Task to complete — Your task is to print the material below exactly as presented.

— START Material provided —

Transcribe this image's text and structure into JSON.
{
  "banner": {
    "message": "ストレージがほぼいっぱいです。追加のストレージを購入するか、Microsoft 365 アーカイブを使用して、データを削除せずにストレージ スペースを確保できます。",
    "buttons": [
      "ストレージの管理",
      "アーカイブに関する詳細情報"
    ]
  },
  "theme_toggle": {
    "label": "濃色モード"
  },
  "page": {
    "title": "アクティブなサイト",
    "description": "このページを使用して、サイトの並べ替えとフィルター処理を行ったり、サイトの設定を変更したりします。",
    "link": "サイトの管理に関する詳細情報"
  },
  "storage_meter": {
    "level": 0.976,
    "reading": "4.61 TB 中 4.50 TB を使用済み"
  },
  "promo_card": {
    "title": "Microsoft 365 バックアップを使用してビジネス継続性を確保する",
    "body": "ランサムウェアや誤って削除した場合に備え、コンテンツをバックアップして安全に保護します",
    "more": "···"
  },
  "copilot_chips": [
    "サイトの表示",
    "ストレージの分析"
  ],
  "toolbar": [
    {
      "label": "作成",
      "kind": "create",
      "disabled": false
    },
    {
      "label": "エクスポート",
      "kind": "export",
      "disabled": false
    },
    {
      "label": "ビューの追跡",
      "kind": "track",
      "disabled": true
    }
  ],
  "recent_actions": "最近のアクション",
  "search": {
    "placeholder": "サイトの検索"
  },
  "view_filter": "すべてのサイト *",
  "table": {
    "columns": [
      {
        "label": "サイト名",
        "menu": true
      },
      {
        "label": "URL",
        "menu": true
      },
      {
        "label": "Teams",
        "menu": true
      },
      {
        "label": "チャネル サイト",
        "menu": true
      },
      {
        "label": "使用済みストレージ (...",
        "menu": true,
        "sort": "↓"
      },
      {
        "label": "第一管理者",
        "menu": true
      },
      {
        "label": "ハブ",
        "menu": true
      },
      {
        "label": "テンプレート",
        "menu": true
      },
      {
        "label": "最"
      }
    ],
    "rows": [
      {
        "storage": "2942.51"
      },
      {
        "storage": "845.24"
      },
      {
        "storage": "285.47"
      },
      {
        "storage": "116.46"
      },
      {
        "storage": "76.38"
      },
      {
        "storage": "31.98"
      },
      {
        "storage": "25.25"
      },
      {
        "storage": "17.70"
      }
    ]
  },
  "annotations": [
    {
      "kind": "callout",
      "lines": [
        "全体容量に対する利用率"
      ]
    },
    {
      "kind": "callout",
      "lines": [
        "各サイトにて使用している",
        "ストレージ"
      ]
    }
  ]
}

— END Material provided —

Output —
Transcribe this image's text and structure into JSON.
{
  "banner": {
    "message": "ストレージがほぼいっぱいです。追加のストレージを購入するか、Microsoft 365 アーカイブを使用して、データを削除せずにストレージ スペースを確保できます。",
    "buttons": [
      "ストレージの管理",
      "アーカイブに関する詳細情報"
    ]
  },
  "theme_toggle": {
    "label": "濃色モード"
  },
  "page": {
    "title": "アクティブなサイト",
    "description": "このページを使用して、サイトの並べ替えとフィルター処理を行ったり、サイトの設定を変更したりします。",
    "link": "サイトの管理に関する詳細情報"
  },
  "storage_meter": {
    "level": 0.976,
    "reading": "4.61 TB 中 4.50 TB を使用済み"
  },
  "promo_card": {
    "title": "Microsoft 365 バックアップを使用してビジネス継続性を確保する",
    "body": "ランサムウェアや誤って削除した場合に備え、コンテンツをバックアップして安全に保護します",
    "more": "···"
  },
  "copilot_chips": [
    "サイトの表示",
    "ストレージの分析"
  ],
  "toolbar": [
    {
      "label": "作成",
      "kind": "create",
      "disabled": false
    },
    {
      "label": "エクスポート",
      "kind": "export",
      "disabled": false
    },
    {
      "label": "ビューの追跡",
      "kind": "track",
      "disabled": true
    }
  ],
  "recent_actions": "最近のアクション",
  "search": {
    "placeholder": "サイトの検索"
  },
  "view_filter": "すべてのサイト *",
  "table": {
    "columns": [
      {
        "label": "サイト名",
        "menu": true
      },
      {
        "label": "URL",
        "menu": true
      },
      {
        "label": "Teams",
        "menu": true
      },
      {
        "label": "チャネル サイト",
        "menu": true
      },
      {
        "label": "使用済みストレージ (...",
        "menu": true,
        "sort": "↓"
      },
      {
        "label": "第一管理者",
        "menu": true
      },
      {
        "label": "ハブ",
        "menu": true
      },
      {
        "label": "テンプレート",
        "menu": true
      },
      {
        "label": "最"
      }
    ],
    "rows": [
      {
        "storage": "2942.51"
      },
      {
        "storage": "845.24"
      },
      {
        "storage": "285.47"
      },
      {
        "storage": "116.46"
      },
      {
        "storage": "76.38"
      },
      {
        "storage": "31.98"
      },
      {
        "storage": "25.25"
      },
      {
        "storage": "17.70"
      }
    ]
  },
  "annotations": [
    {
      "kind": "callout",
      "lines": [
        "全体容量に対する利用率"
      ]
    },
    {
      "kind": "callout",
      "lines": [
        "各サイトにて使用している",
        "ストレージ"
      ]
    }
  ]
}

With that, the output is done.